╔══

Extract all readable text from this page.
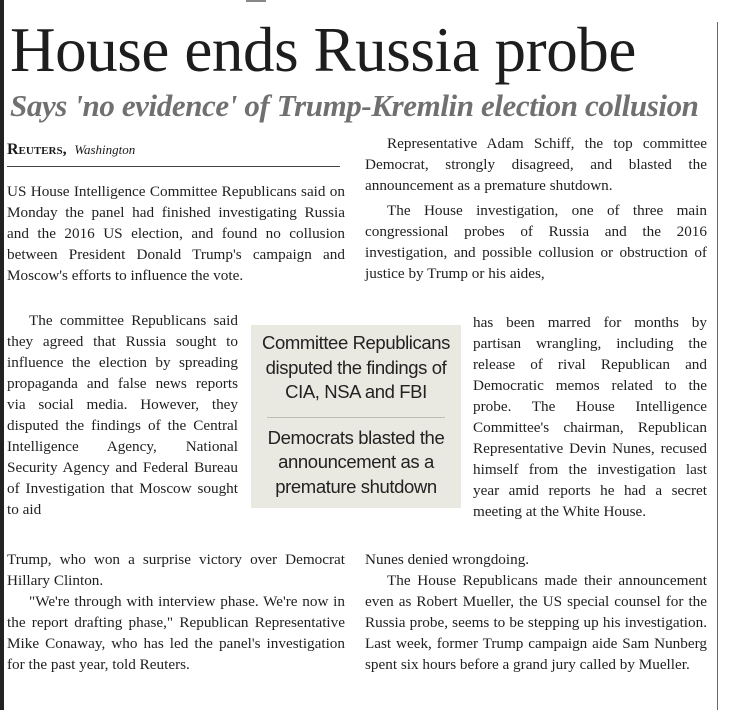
House ends Russia probe
Says 'no evidence' of Trump-Kremlin election collusion
Reuters, Washington

US House Intelligence Committee Republicans said on Monday the panel had finished investigating Russia and the 2016 US election, and found no collusion between President Donald Trump's campaign and Moscow's efforts to influence the vote.

The committee Republicans said they agreed that Russia sought to influence the election by spreading propaganda and false news reports via social media. However, they disputed the findings of the Central Intelligence Agency, National Security Agency and Federal Bureau of Investigation that Moscow sought to aid

Trump, who won a surprise victory over Democrat Hillary Clinton.
"We're through with interview phase. We're now in the report drafting phase," Republican Representative Mike Conaway, who has led the panel's investigation for the past year, told Reuters.

Committee Republicans disputed the findings of CIA, NSA and FBI
Democrats blasted the announcement as a premature shutdown

Representative Adam Schiff, the top committee Democrat, strongly disagreed, and blasted the announcement as a premature shutdown.

The House investigation, one of three main congressional probes of Russia and the 2016 investigation, and possible collusion or obstruction of justice by Trump or his aides,

has been marred for months by partisan wrangling, including the release of rival Republican and Democratic memos related to the probe. The House Intelligence Committee's chairman, Republican Representative Devin Nunes, recused himself from the investigation last year amid reports he had a secret meeting at the White House.

Nunes denied wrongdoing.

The House Republicans made their announcement even as Robert Mueller, the US special counsel for the Russia probe, seems to be stepping up his investigation. Last week, former Trump campaign aide Sam Nunberg spent six hours before a grand jury called by Mueller.
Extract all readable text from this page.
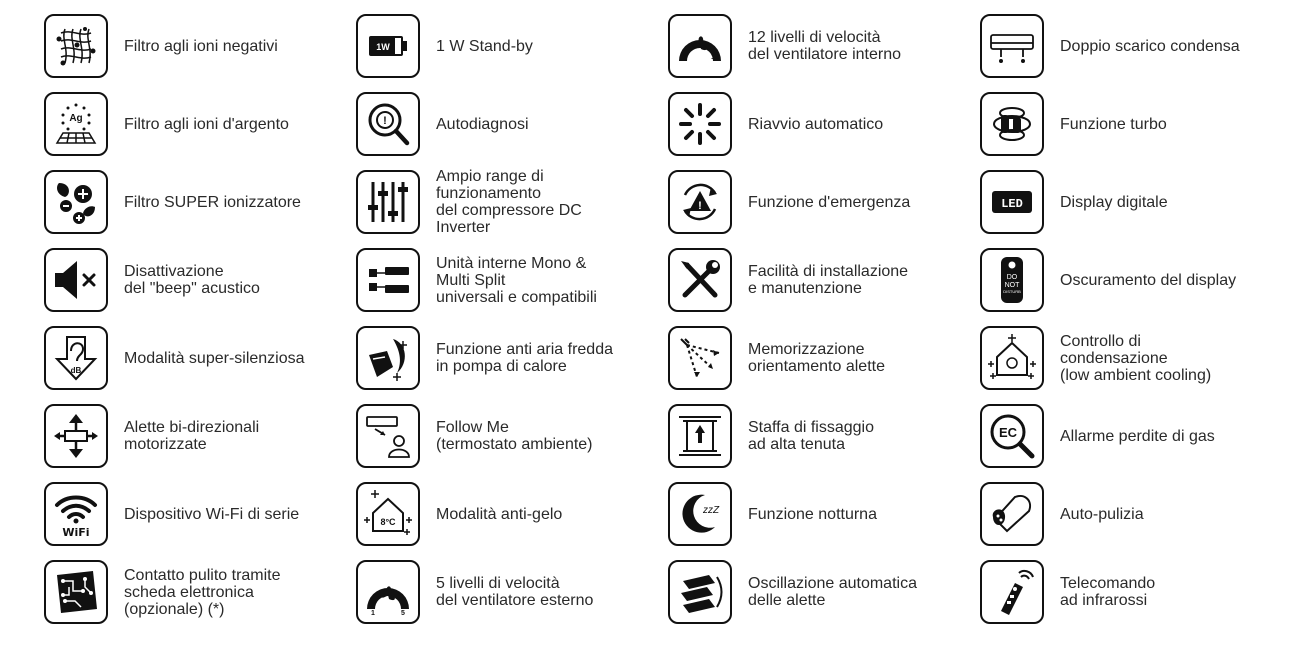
Filtro agli ioni negativi	1W	1 W Stand-by
1	12
12 livelli di velocità
del ventilatore interno	Doppio scarico condensa
Ag	Filtro agli ioni d'argento	!	Autodiagnosi	Riavvio automatico	Funzione turbo
Filtro SUPER ionizzatore
Ampio range di
funzionamento
del compressore DC
Inverter
!	Funzione d'emergenza	LED Display digitale
Disattivazione
del "beep" acustico
Unità interne Mono &
Multi Split
universali e compatibili
Facilità di installazione
e manutenzione
DO
NOT
DISTURB
Oscuramento del display
dB
Modalità super-silenziosa	Funzione anti aria fredda
in pompa di calore
Memorizzazione
orientamento alette
Controllo di
condensazione
(low ambient cooling)
Alette bi-direzionali
motorizzate
Follow Me
(termostato ambiente)
Staffa di fissaggio
ad alta tenuta
EC	Allarme perdite di gas
WiFi
Dispositivo Wi-Fi di serie	8°C	Modalità anti-gelo	zzZ Funzione notturna	Auto-pulizia
Contatto pulito tramite
scheda elettronica
(opzionale) (*)	1	5
5 livelli di velocità
del ventilatore esterno
Oscillazione automatica
delle alette
Telecomando
ad infrarossi
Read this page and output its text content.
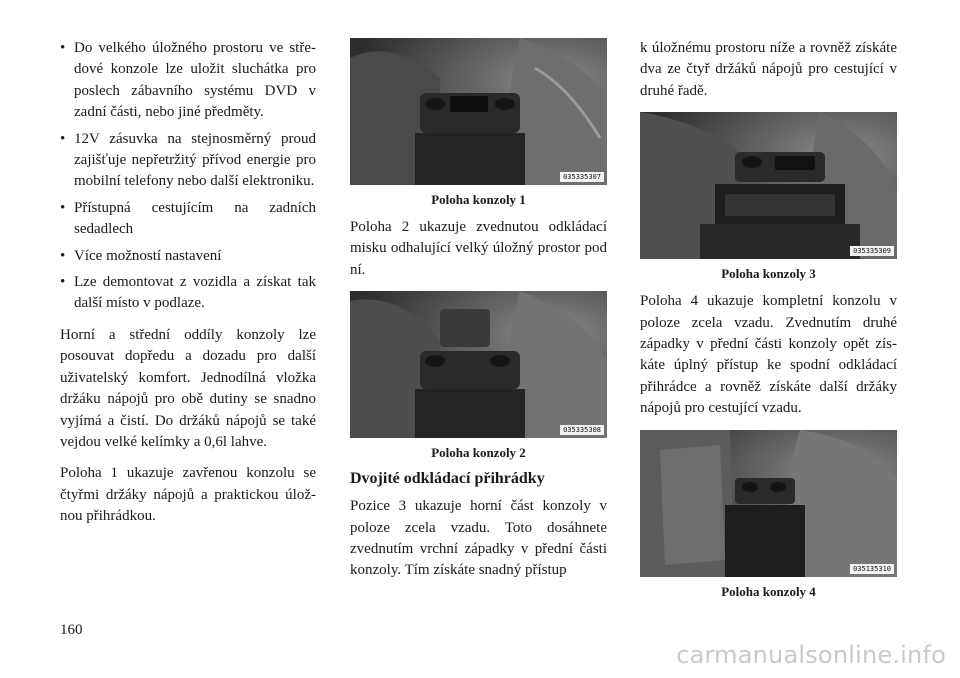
• Do velkého úložného prostoru ve středové konzole lze uložit sluchátka pro poslech zábavního systému DVD v zadní části, nebo jiné předměty.
• 12V zásuvka na stejnosměrný proud zajišťuje nepřetržitý přívod energie pro mobilní telefony nebo další elektroniku.
• Přístupná cestujícím na zadních sedadlech
• Více možností nastavení
• Lze demontovat z vozidla a získat tak další místo v podlaze.

Horní a střední oddíly konzoly lze posouvat dopředu a dozadu pro další uživatelský komfort. Jednodílná vložka držáku nápojů pro obě dutiny se snadno vyjímá a čistí. Do držáků nápojů se také vejdou velké kelímky a 0,6l lahve.

Poloha 1 ukazuje zavřenou konzolu se čtyřmi držáky nápojů a praktickou úložnou přihrádkou.

035335307
Poloha konzoly 1

Poloha 2 ukazuje zvednutou odkládací misku odhalující velký úložný prostor pod ní.

035335308
Poloha konzoly 2
Dvojité odkládací přihrádky

Pozice 3 ukazuje horní část konzoly v poloze zcela vzadu. Toto dosáhnete zvednutím vrchní západky v přední části konzoly. Tím získáte snadný přístup

k úložnému prostoru níže a rovněž získáte dva ze čtyř držáků nápojů pro cestující v druhé řadě.

035335309
Poloha konzoly 3

Poloha 4 ukazuje kompletní konzolu v poloze zcela vzadu. Zvednutím druhé západky v přední části konzoly opět získáte úplný přístup ke spodní odkládací přihrádce a rovněž získáte další držáky nápojů pro cestující vzadu.

035135310
Poloha konzoly 4
160
carmanualsonline.info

╚══

• THE PROBLEM: Keep the pictures out of your copy, and repeat every entry above exactly.

• PROBLEM SOLUTION:
Extract all readable text from this page.
House ends Russia probe
Says 'no evidence' of Trump-Kremlin election collusion
Reuters, Washington

US House Intelligence Committee Republicans said on Monday the panel had finished investigating Russia and the 2016 US election, and found no collusion between President Donald Trump's campaign and Moscow's efforts to influence the vote.

The committee Republicans said they agreed that Russia sought to influence the election by spreading propaganda and false news reports via social media. However, they disputed the findings of the Central Intelligence Agency, National Security Agency and Federal Bureau of Investigation that Moscow sought to aid

Trump, who won a surprise victory over Democrat Hillary Clinton.
"We're through with interview phase. We're now in the report drafting phase," Republican Representative Mike Conaway, who has led the panel's investigation for the past year, told Reuters.

Committee Republicans disputed the findings of CIA, NSA and FBI
Democrats blasted the announcement as a premature shutdown

Representative Adam Schiff, the top committee Democrat, strongly disagreed, and blasted the announcement as a premature shutdown.

The House investigation, one of three main congressional probes of Russia and the 2016 investigation, and possible collusion or obstruction of justice by Trump or his aides,

has been marred for months by partisan wrangling, including the release of rival Republican and Democratic memos related to the probe. The House Intelligence Committee's chairman, Republican Representative Devin Nunes, recused himself from the investigation last year amid reports he had a secret meeting at the White House.

Nunes denied wrongdoing.

The House Republicans made their announcement even as Robert Mueller, the US special counsel for the Russia probe, seems to be stepping up his investigation. Last week, former Trump campaign aide Sam Nunberg spent six hours before a grand jury called by Mueller.
Extract all readable text from this page.
Filtro agli ioni negativi	1W	1 W Stand-by
1	12
12 livelli di velocità
del ventilatore interno	Doppio scarico condensa
Ag	Filtro agli ioni d'argento	!	Autodiagnosi	Riavvio automatico	Funzione turbo
Filtro SUPER ionizzatore
Ampio range di
funzionamento
del compressore DC
Inverter
!	Funzione d'emergenza	LED Display digitale
Disattivazione
del "beep" acustico
Unità interne Mono &
Multi Split
universali e compatibili
Facilità di installazione
e manutenzione
DO
NOT
DISTURB
Oscuramento del display
dB
Modalità super-silenziosa	Funzione anti aria fredda
in pompa di calore
Memorizzazione
orientamento alette
Controllo di
condensazione
(low ambient cooling)
Alette bi-direzionali
motorizzate
Follow Me
(termostato ambiente)
Staffa di fissaggio
ad alta tenuta
EC	Allarme perdite di gas
WiFi
Dispositivo Wi-Fi di serie	8°C	Modalità anti-gelo	zzZ Funzione notturna	Auto-pulizia
Contatto pulito tramite
scheda elettronica
(opzionale) (*)	1	5
5 livelli di velocità
del ventilatore esterno
Oscillazione automatica
delle alette
Telecomando
ad infrarossi
Read this page and output its text content.
• Do velkého úložného prostoru ve středové konzole lze uložit sluchátka pro poslech zábavního systému DVD v zadní části, nebo jiné předměty.
• 12V zásuvka na stejnosměrný proud zajišťuje nepřetržitý přívod energie pro mobilní telefony nebo další elektroniku.
• Přístupná cestujícím na zadních sedadlech
• Více možností nastavení
• Lze demontovat z vozidla a získat tak další místo v podlaze.

Horní a střední oddíly konzoly lze posouvat dopředu a dozadu pro další uživatelský komfort. Jednodílná vložka držáku nápojů pro obě dutiny se snadno vyjímá a čistí. Do držáků nápojů se také vejdou velké kelímky a 0,6l lahve.

Poloha 1 ukazuje zavřenou konzolu se čtyřmi držáky nápojů a praktickou úložnou přihrádkou.

035335307
Poloha konzoly 1

Poloha 2 ukazuje zvednutou odkládací misku odhalující velký úložný prostor pod ní.

035335308
Poloha konzoly 2
Dvojité odkládací přihrádky

Pozice 3 ukazuje horní část konzoly v poloze zcela vzadu. Toto dosáhnete zvednutím vrchní západky v přední části konzoly. Tím získáte snadný přístup

k úložnému prostoru níže a rovněž získáte dva ze čtyř držáků nápojů pro cestující v druhé řadě.

035335309
Poloha konzoly 3

Poloha 4 ukazuje kompletní konzolu v poloze zcela vzadu. Zvednutím druhé západky v přední části konzoly opět získáte úplný přístup ke spodní odkládací přihrádce a rovněž získáte další držáky nápojů pro cestující vzadu.

035135310
Poloha konzoly 4
160
carmanualsonline.info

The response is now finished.